● **Task material**:
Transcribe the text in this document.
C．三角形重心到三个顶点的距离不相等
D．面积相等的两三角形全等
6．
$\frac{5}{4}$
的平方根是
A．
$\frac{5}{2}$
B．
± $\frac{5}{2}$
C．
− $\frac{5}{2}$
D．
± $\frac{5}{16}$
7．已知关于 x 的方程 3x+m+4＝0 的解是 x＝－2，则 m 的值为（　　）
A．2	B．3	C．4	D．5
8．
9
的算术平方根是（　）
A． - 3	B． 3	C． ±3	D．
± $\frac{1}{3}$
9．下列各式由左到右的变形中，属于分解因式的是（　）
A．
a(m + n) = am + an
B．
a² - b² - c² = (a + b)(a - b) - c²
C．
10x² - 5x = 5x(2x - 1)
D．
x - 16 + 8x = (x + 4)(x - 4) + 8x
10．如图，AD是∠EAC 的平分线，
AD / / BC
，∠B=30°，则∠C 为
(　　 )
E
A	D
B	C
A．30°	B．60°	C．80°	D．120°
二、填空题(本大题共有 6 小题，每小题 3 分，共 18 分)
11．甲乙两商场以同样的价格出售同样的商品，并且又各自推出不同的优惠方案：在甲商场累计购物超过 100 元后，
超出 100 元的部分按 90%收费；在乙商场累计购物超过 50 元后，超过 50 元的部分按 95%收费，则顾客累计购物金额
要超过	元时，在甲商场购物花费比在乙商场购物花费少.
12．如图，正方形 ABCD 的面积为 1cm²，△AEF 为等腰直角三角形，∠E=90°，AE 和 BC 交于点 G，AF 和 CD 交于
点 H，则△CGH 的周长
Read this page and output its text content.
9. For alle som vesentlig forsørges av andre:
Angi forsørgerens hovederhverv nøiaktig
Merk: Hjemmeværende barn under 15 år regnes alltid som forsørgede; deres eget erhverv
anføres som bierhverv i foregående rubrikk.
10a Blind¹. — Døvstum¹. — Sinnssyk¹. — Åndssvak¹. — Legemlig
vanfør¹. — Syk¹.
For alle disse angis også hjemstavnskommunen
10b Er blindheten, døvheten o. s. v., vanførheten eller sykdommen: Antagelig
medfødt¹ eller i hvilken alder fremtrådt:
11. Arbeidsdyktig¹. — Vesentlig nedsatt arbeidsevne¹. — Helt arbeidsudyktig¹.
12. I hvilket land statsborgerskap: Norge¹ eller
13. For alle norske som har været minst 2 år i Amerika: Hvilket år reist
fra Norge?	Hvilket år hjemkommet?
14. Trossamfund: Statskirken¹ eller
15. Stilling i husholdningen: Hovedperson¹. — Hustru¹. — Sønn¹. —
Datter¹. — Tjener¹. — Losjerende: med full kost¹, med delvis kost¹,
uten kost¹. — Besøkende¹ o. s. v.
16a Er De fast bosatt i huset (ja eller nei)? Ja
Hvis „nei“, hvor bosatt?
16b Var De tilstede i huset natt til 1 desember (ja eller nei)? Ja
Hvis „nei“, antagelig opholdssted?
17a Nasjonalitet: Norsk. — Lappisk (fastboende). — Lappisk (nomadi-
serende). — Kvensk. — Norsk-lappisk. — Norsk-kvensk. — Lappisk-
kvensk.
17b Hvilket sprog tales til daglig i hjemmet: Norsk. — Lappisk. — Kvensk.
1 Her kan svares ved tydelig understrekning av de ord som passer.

● **Stated problem**: Sift the material for lines with the string "text". Copy each one found.

● **In response**:
Transcribe the text in this document.
Read this page and output its text content.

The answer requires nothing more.